Given request – From the listing below, extract every line in which the word "average" appears.

------------------------------------------------------------------------

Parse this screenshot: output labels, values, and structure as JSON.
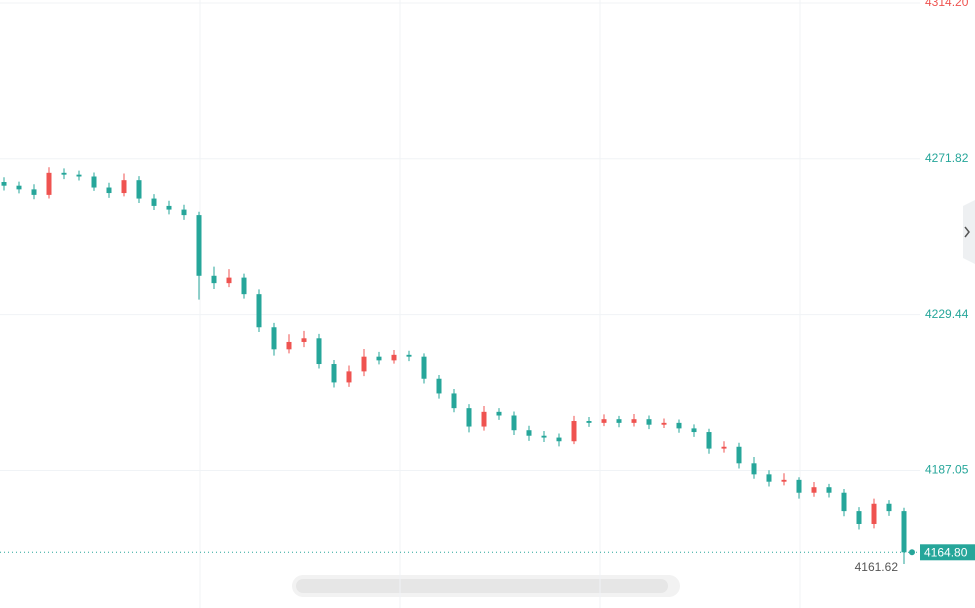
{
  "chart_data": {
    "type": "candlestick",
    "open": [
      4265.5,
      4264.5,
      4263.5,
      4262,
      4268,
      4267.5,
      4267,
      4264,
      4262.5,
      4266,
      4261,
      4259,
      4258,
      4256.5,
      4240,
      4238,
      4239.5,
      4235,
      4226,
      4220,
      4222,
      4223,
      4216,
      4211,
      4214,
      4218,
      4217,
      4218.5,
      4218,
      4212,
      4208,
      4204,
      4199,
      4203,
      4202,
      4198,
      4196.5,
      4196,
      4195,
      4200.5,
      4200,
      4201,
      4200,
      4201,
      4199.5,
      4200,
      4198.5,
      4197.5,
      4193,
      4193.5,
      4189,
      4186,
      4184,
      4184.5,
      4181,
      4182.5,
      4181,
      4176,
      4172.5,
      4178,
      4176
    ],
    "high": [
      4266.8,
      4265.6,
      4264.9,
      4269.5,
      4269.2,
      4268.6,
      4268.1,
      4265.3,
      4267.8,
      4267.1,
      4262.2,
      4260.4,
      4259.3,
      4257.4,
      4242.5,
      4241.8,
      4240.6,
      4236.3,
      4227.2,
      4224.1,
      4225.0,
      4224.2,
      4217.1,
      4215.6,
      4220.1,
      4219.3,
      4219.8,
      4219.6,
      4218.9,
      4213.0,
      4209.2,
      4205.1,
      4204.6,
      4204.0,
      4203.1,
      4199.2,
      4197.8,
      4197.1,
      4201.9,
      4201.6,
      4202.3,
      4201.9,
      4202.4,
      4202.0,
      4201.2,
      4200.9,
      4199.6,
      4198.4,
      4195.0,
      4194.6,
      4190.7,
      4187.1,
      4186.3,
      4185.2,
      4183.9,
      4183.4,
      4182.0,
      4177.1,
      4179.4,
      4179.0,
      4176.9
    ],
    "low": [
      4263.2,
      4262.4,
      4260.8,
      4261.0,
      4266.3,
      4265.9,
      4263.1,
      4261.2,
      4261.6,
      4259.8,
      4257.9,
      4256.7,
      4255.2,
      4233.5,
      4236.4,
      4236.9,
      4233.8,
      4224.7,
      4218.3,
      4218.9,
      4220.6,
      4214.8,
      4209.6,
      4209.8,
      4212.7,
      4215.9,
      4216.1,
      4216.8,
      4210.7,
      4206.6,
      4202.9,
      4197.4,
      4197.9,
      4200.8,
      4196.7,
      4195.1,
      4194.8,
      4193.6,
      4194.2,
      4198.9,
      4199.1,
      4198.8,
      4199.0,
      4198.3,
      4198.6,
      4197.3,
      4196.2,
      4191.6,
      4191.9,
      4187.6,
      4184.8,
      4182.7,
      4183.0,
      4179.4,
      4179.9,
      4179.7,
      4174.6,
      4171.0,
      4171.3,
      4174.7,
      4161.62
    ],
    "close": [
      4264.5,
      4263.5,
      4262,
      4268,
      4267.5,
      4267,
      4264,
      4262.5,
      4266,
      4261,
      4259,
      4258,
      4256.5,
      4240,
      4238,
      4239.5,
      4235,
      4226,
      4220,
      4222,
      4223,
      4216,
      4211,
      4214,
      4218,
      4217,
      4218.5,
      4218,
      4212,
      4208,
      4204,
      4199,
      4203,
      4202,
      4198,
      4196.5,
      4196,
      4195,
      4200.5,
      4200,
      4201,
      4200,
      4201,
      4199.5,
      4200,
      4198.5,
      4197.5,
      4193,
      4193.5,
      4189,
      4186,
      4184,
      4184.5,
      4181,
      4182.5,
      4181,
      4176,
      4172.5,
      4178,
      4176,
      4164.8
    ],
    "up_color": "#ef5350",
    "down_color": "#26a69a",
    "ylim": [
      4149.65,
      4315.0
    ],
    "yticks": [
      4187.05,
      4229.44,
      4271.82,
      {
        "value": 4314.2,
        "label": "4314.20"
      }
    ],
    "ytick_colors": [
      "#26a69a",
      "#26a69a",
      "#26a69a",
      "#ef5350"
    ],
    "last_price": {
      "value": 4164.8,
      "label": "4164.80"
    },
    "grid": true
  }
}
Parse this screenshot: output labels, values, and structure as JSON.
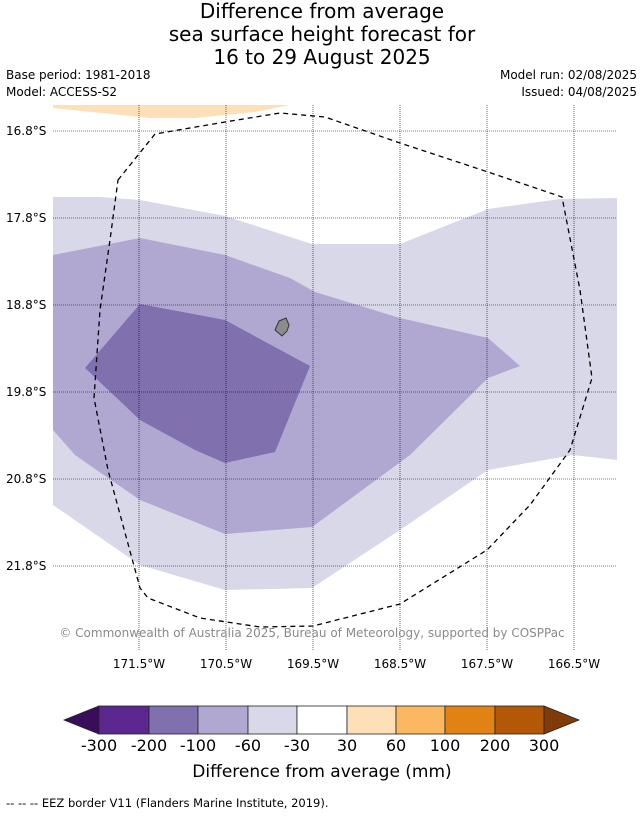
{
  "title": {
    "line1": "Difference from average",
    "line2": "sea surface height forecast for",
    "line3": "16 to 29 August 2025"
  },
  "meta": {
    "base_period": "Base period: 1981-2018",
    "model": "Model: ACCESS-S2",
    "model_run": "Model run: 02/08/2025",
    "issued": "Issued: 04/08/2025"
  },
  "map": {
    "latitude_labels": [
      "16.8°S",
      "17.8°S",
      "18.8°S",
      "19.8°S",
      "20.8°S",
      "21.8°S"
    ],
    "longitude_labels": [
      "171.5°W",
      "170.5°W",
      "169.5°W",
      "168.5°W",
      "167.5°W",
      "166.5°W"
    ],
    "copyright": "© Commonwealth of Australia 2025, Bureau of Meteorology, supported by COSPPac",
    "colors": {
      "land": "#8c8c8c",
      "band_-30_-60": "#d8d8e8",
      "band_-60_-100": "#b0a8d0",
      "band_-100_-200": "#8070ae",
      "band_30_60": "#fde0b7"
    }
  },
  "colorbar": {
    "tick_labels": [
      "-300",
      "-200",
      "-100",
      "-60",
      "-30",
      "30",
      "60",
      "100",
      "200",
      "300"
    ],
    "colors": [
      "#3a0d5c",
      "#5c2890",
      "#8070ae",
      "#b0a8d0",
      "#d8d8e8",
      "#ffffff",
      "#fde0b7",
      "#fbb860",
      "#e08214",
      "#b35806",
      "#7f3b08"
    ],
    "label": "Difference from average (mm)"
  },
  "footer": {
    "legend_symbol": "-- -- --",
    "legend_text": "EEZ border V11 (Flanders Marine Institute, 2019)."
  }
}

------------------------------------------------------------------------

Response to this task –
    "line1": "Difference from average",
    "label": "Difference from average (mm)"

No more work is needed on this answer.